------ RECORDS FOR THE EXERCISE ------

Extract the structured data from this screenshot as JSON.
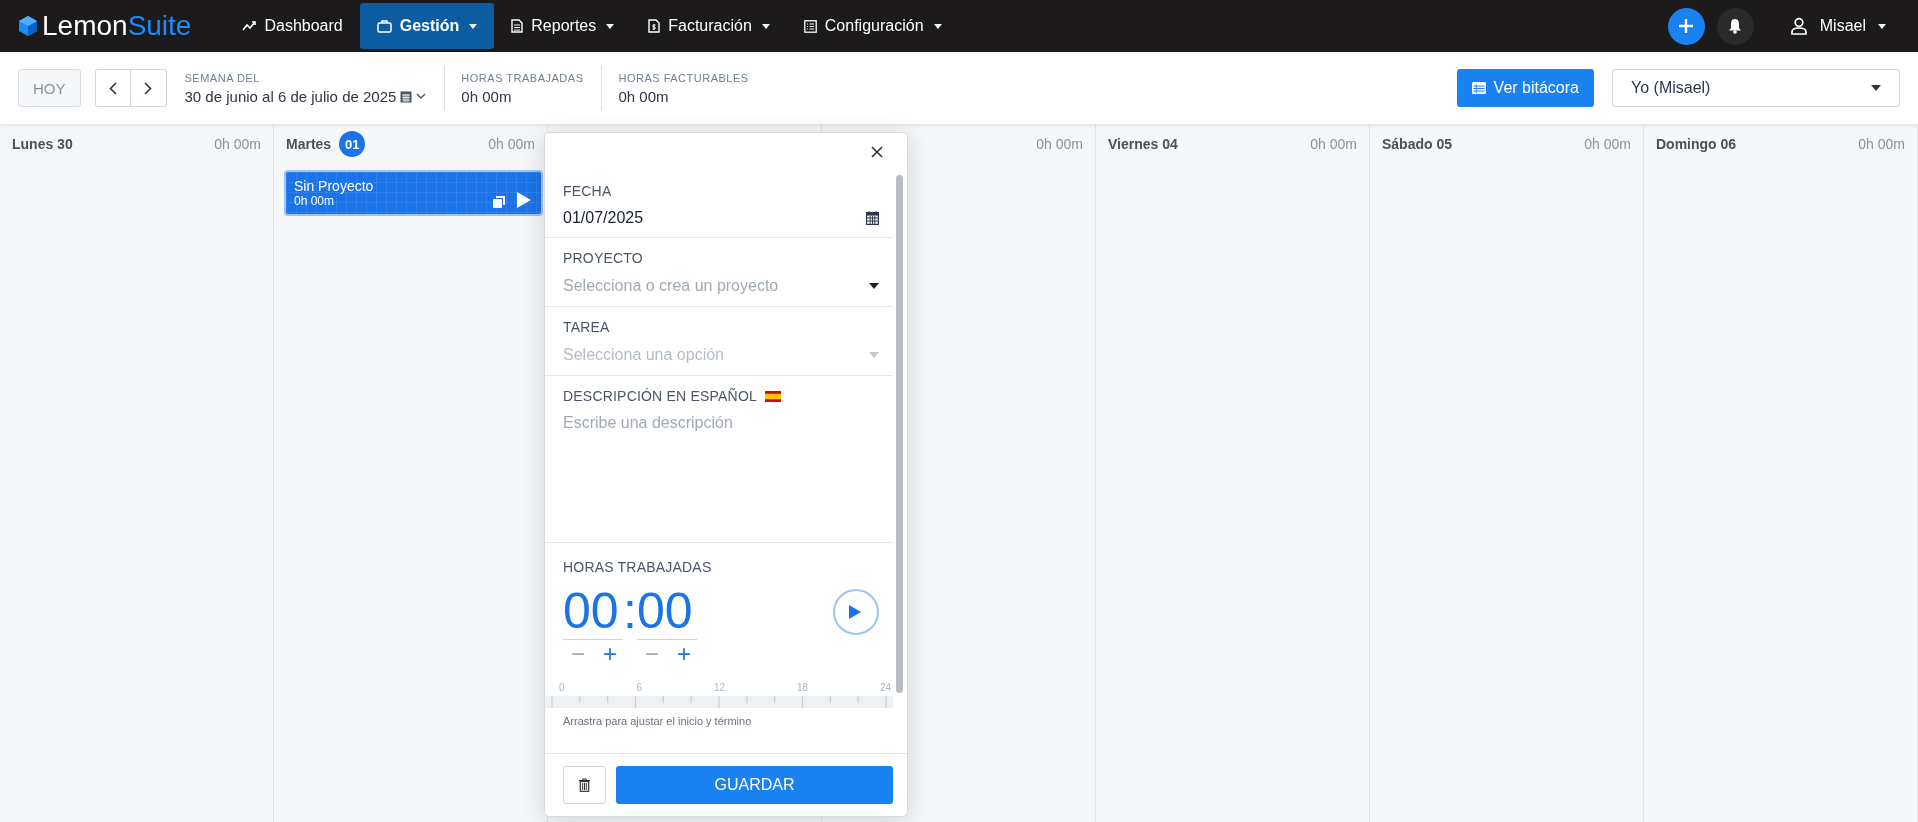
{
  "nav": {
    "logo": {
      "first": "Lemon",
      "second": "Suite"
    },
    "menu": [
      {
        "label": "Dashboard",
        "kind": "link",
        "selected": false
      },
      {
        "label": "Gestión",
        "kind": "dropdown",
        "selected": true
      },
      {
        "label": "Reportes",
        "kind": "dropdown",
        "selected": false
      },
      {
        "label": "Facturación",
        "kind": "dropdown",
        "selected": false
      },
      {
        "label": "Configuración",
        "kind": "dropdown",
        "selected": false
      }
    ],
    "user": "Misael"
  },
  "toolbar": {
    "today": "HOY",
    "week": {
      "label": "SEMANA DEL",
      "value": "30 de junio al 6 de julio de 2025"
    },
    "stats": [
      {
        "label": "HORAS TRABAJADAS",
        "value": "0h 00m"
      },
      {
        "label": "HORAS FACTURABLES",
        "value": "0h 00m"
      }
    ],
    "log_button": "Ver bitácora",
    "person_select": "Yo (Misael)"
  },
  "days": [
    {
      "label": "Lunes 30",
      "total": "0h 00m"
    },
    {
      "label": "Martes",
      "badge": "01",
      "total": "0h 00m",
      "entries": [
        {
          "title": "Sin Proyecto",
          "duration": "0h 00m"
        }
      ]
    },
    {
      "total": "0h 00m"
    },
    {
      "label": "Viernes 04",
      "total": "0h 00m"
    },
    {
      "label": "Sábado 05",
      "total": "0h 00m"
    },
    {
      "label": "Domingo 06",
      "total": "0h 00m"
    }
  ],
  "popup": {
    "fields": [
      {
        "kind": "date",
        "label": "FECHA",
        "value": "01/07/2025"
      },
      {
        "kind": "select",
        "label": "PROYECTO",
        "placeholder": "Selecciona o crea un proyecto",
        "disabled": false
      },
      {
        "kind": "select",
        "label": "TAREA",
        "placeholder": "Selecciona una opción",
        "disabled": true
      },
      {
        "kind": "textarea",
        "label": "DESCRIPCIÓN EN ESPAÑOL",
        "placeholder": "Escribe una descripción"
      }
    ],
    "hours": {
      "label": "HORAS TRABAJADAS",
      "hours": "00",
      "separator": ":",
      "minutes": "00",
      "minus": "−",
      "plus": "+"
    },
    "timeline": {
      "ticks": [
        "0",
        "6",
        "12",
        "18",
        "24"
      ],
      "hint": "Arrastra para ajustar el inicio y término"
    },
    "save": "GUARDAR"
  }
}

------
------ RECORDS FOR THE EXERCISE ------

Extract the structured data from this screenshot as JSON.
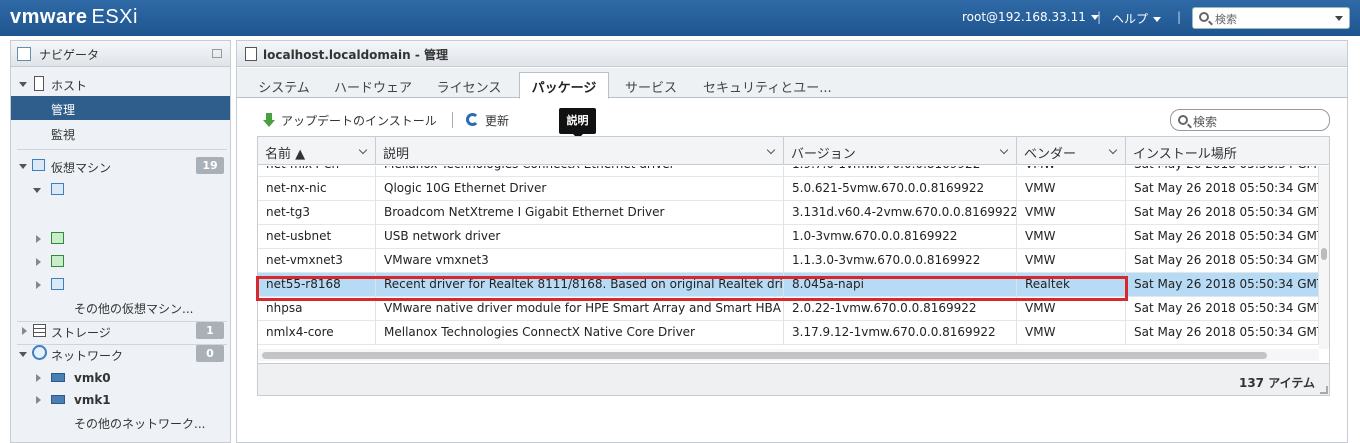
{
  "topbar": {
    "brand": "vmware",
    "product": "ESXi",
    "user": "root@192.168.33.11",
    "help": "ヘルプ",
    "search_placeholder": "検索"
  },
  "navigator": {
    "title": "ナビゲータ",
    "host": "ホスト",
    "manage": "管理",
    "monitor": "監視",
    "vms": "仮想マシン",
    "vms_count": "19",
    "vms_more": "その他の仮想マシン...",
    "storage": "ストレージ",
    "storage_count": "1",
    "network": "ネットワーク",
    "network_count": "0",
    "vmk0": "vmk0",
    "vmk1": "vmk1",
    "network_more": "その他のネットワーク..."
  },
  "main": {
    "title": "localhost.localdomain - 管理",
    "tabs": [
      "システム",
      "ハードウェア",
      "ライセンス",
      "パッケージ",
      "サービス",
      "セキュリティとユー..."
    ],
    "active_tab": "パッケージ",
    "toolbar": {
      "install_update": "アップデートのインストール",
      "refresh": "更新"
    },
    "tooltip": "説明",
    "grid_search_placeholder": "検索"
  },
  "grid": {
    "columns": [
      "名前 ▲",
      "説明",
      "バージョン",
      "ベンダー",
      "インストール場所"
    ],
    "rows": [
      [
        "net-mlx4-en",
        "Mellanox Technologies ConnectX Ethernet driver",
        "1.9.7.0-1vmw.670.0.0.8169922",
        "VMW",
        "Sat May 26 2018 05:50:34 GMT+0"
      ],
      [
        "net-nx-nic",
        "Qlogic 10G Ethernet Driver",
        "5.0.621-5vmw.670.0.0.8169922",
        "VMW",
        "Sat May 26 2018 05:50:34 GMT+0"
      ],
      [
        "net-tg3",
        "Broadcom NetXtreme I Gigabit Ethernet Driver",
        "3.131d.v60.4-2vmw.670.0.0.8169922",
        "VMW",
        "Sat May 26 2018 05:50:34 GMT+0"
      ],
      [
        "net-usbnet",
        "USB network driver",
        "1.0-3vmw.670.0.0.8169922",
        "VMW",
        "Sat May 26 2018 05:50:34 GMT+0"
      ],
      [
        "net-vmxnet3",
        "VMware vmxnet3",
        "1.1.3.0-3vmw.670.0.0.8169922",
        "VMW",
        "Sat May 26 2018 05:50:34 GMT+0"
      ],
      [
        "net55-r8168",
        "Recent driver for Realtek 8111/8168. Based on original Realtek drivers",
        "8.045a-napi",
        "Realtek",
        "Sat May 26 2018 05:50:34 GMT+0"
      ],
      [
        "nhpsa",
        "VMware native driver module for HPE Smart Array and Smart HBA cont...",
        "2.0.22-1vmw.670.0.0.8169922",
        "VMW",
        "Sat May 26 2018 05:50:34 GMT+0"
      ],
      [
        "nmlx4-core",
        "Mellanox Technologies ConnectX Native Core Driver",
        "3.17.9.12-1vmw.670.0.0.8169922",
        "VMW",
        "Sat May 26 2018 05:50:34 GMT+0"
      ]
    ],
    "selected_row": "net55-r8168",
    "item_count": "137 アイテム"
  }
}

------
------ RECORDS FOR THE EXERCISE ------

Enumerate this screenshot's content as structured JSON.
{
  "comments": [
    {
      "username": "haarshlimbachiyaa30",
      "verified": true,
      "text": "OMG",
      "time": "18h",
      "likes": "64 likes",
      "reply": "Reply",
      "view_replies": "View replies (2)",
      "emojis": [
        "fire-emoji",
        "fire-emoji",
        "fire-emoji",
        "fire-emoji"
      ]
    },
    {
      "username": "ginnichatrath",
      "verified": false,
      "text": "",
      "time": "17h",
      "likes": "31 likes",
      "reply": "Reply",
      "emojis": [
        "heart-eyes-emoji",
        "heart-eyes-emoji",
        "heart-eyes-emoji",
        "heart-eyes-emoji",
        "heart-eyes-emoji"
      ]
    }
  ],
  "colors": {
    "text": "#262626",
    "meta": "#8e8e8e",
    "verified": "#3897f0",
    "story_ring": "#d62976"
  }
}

------

**EXERCISE REQUIREMENTS**
Search the entries for "Selecciona" and copy out each line that has it.

**OUTPUT OF THE TASK**
        "placeholder": "Selecciona o crea un proyecto",
        "placeholder": "Selecciona una opción",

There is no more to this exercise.